• _PASSAGE_:

* BEGIN *

# limited resources



## Itlosz (Jun 30, 2013)

I have a little problem at my local pet shop.

I was planning to have demasoni, with yellow, rusty and demasoni in a 100G (~375L) tank. But from this list they can provide only the yellow and demasoni for sure.

They also have Pseudotropheus cyaneorhabdos and Sciaenochromis ahli.

Do I have any opportunity to mix this species (demasoni, yellow, Pseudotropheus cyaneorhabdos, Sciaenochromis ahli)?


----------



## Itlosz (Jun 30, 2013)

One other question, if I decide on Sciaenochromis ahli, what kind of species can I mix them with?


----------



## DJRansome (Oct 29, 2005)

What are the dimensions of your 100G?


----------



## 7mm-08 (Jan 12, 2012)

I've had great success mixing Blue Ahlis with mbuna and I know many others that have as well.


----------



## k7gixxerguy (Jan 12, 2012)

I had yellow labs, rusties, and fryeri/ahli together in my 67 gallon with no issues.


----------



## Itlosz (Jun 30, 2013)

DJRansome said:


> What are the dimensions of your 100G?


150 cm x 50 cm x 50 cm


----------



## Itlosz (Jun 30, 2013)

I was a little worried because I read everywhere that fryeri cannot be kept together with any mbuna species.

So after a little research I decided on the following:

Demasoni x 6
Yellow lab x 10 (+-3)
Maingano x ~10


----------



## IanR29 (Dec 13, 2012)

Just to be clear, I ask because Ahli are rare in the trade. Are they fryers or Ahli? Bright electric/metallic blue or more of a duller blue? Chances are they are fryers and not Ahli, there is a difference.


----------



## Itlosz (Jun 30, 2013)

IanR29 said:


> Just to be clear, I ask because Ahli are rare in the trade. Are they fryers or Ahli? Bright electric/metallic blue or more of a duller blue? Chances are they are fryers and not Ahli, there is a difference.


to be honest, I have no idea yet...the shop is one hour from my place, I just mail the trailer and they answer what they can provide. Also i have the list in my mother language so I just used the name the google gave me.


----------



## IanR29 (Dec 13, 2012)

My understanding is that fryeri are more aggressive than the Ahli so be careful with them. I've got a fryeri maleri island that was the grumpiest old man in my 55. I put him in my 125 and he's happy as can be. Everyone's experience with certain species will vary.

* END *

• _STORED ROWS_:
* BEGIN *

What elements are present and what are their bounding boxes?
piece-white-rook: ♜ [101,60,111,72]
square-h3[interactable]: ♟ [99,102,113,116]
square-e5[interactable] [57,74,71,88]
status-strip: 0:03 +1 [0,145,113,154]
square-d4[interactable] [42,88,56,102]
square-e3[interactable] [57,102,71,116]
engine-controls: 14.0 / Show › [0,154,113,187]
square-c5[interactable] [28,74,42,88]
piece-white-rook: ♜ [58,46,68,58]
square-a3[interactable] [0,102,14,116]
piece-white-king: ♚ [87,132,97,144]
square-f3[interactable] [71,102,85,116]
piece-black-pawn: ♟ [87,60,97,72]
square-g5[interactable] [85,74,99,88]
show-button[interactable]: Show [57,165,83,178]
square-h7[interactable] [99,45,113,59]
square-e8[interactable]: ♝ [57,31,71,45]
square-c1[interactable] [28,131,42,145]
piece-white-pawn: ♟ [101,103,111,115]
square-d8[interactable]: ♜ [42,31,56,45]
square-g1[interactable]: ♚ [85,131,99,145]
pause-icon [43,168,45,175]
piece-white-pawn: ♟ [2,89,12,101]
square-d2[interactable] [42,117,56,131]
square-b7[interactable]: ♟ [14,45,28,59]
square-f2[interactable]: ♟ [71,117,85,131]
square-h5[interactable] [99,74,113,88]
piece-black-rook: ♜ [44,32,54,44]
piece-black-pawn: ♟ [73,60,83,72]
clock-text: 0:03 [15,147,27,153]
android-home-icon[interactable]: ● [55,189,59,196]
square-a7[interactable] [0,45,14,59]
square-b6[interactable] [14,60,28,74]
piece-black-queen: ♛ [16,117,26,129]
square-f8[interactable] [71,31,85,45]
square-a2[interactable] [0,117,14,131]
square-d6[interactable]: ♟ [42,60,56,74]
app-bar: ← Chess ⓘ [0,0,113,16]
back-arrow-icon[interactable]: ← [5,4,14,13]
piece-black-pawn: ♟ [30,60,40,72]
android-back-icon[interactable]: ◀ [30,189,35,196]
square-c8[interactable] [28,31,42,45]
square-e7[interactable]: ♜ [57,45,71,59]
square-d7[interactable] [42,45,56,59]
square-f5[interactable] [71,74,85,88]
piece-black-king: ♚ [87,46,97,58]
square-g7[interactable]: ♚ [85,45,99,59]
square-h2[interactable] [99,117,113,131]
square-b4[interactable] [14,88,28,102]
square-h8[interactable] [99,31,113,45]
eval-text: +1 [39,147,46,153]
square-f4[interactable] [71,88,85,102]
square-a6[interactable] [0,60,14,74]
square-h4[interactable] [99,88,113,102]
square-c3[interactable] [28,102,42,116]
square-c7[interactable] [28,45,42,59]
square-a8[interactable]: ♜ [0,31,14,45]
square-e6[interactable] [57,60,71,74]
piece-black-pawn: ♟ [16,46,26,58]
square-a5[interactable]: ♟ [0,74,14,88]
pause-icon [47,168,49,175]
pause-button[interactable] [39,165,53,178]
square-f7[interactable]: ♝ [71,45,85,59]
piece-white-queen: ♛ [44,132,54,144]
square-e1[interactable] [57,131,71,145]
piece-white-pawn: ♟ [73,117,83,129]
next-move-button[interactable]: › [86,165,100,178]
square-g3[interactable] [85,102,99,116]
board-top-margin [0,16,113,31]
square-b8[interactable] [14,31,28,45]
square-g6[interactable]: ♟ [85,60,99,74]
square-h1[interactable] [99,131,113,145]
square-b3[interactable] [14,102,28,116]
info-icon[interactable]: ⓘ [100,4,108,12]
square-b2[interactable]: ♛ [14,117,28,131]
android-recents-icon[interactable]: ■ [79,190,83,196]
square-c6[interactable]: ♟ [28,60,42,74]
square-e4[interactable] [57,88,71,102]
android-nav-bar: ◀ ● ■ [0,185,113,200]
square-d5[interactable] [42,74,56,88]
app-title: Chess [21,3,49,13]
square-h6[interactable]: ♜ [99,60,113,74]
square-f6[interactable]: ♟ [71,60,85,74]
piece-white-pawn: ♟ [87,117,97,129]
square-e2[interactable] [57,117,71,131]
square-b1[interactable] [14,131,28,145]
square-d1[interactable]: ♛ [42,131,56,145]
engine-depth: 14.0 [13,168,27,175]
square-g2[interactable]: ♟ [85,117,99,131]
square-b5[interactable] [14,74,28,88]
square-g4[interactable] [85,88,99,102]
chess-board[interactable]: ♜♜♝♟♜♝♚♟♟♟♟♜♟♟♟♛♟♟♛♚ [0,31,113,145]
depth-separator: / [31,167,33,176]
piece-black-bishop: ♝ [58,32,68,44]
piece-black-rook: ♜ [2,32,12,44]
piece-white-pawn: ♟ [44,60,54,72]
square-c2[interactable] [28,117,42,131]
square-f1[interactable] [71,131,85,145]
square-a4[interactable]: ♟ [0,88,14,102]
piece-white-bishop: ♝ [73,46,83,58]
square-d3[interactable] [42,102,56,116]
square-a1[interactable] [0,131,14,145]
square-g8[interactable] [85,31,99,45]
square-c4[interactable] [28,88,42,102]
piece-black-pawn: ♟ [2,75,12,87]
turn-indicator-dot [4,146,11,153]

* END *

Give each username that posts in the "limited resources" thread, listing each name once in order of first appearance. The data is not needed here.

Itlosz
DJRansome
7mm-08
k7gixxerguy
IanR29